■ **INSTRUCTIONS TO FOLLOW**: Reproduce the data exactly and drop any pictures it holds.

---------- GIVEN DATA ----------

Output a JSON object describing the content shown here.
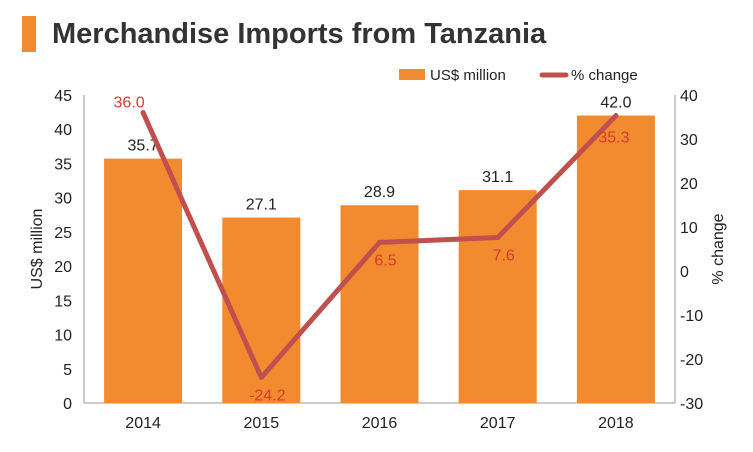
{
  "title": "Merchandise Imports from Tanzania",
  "colors": {
    "accent": "#f28b30",
    "bar": "#f28b30",
    "line": "#c0504d",
    "line_label": "#d43f2a",
    "text": "#222222",
    "title": "#333333"
  },
  "chart_data": {
    "type": "bar",
    "categories": [
      "2014",
      "2015",
      "2016",
      "2017",
      "2018"
    ],
    "series": [
      {
        "name": "US$ million",
        "type": "bar",
        "axis": "left",
        "values": [
          35.7,
          27.1,
          28.9,
          31.1,
          42.0
        ],
        "labels": [
          "35.7",
          "27.1",
          "28.9",
          "31.1",
          "42.0"
        ]
      },
      {
        "name": "% change",
        "type": "line",
        "axis": "right",
        "values": [
          36.0,
          -24.2,
          6.5,
          7.6,
          35.3
        ],
        "labels": [
          "36.0",
          "-24.2",
          "6.5",
          "7.6",
          "35.3"
        ]
      }
    ],
    "ylabel": "US$ million",
    "ylabel_right": "% change",
    "ylim": [
      0,
      45
    ],
    "ylim_right": [
      -30,
      40
    ],
    "yticks": [
      "0",
      "5",
      "10",
      "15",
      "20",
      "25",
      "30",
      "35",
      "40",
      "45"
    ],
    "yticks_right": [
      "-30",
      "-20",
      "-10",
      "0",
      "10",
      "20",
      "30",
      "40"
    ],
    "grid": false,
    "legend_position": "top-right"
  }
}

----------

■ **WORKED SOLUTION**:
Output a JSON object describing the content shown here.
{
  "title": "Merchandise Imports from Tanzania",
  "colors": {
    "accent": "#f28b30",
    "bar": "#f28b30",
    "line": "#c0504d",
    "line_label": "#d43f2a",
    "text": "#222222",
    "title": "#333333"
  },
  "chart_data": {
    "type": "bar",
    "categories": [
      "2014",
      "2015",
      "2016",
      "2017",
      "2018"
    ],
    "series": [
      {
        "name": "US$ million",
        "type": "bar",
        "axis": "left",
        "values": [
          35.7,
          27.1,
          28.9,
          31.1,
          42.0
        ],
        "labels": [
          "35.7",
          "27.1",
          "28.9",
          "31.1",
          "42.0"
        ]
      },
      {
        "name": "% change",
        "type": "line",
        "axis": "right",
        "values": [
          36.0,
          -24.2,
          6.5,
          7.6,
          35.3
        ],
        "labels": [
          "36.0",
          "-24.2",
          "6.5",
          "7.6",
          "35.3"
        ]
      }
    ],
    "ylabel": "US$ million",
    "ylabel_right": "% change",
    "ylim": [
      0,
      45
    ],
    "ylim_right": [
      -30,
      40
    ],
    "yticks": [
      "0",
      "5",
      "10",
      "15",
      "20",
      "25",
      "30",
      "35",
      "40",
      "45"
    ],
    "yticks_right": [
      "-30",
      "-20",
      "-10",
      "0",
      "10",
      "20",
      "30",
      "40"
    ],
    "grid": false,
    "legend_position": "top-right"
  }
}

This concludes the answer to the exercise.